### Task statement
Copy out all the records, word for word.
________________________
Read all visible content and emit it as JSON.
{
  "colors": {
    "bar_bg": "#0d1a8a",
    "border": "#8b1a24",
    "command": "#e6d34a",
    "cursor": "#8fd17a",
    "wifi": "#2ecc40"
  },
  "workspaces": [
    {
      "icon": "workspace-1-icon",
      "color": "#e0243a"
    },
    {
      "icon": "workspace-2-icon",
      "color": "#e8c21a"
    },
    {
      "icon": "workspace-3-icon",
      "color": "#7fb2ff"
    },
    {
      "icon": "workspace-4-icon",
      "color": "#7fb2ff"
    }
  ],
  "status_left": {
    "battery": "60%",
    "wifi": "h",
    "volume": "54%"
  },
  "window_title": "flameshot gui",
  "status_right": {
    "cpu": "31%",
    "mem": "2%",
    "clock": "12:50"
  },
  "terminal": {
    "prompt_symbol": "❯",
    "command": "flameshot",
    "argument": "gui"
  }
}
________________________
### Answer to the exercise
Read all visible content and emit it as JSON.
{
  "colors": {
    "bar_bg": "#0d1a8a",
    "border": "#8b1a24",
    "command": "#e6d34a",
    "cursor": "#8fd17a",
    "wifi": "#2ecc40"
  },
  "workspaces": [
    {
      "icon": "workspace-1-icon",
      "color": "#e0243a"
    },
    {
      "icon": "workspace-2-icon",
      "color": "#e8c21a"
    },
    {
      "icon": "workspace-3-icon",
      "color": "#7fb2ff"
    },
    {
      "icon": "workspace-4-icon",
      "color": "#7fb2ff"
    }
  ],
  "status_left": {
    "battery": "60%",
    "wifi": "h",
    "volume": "54%"
  },
  "window_title": "flameshot gui",
  "status_right": {
    "cpu": "31%",
    "mem": "2%",
    "clock": "12:50"
  },
  "terminal": {
    "prompt_symbol": "❯",
    "command": "flameshot",
    "argument": "gui"
  }
}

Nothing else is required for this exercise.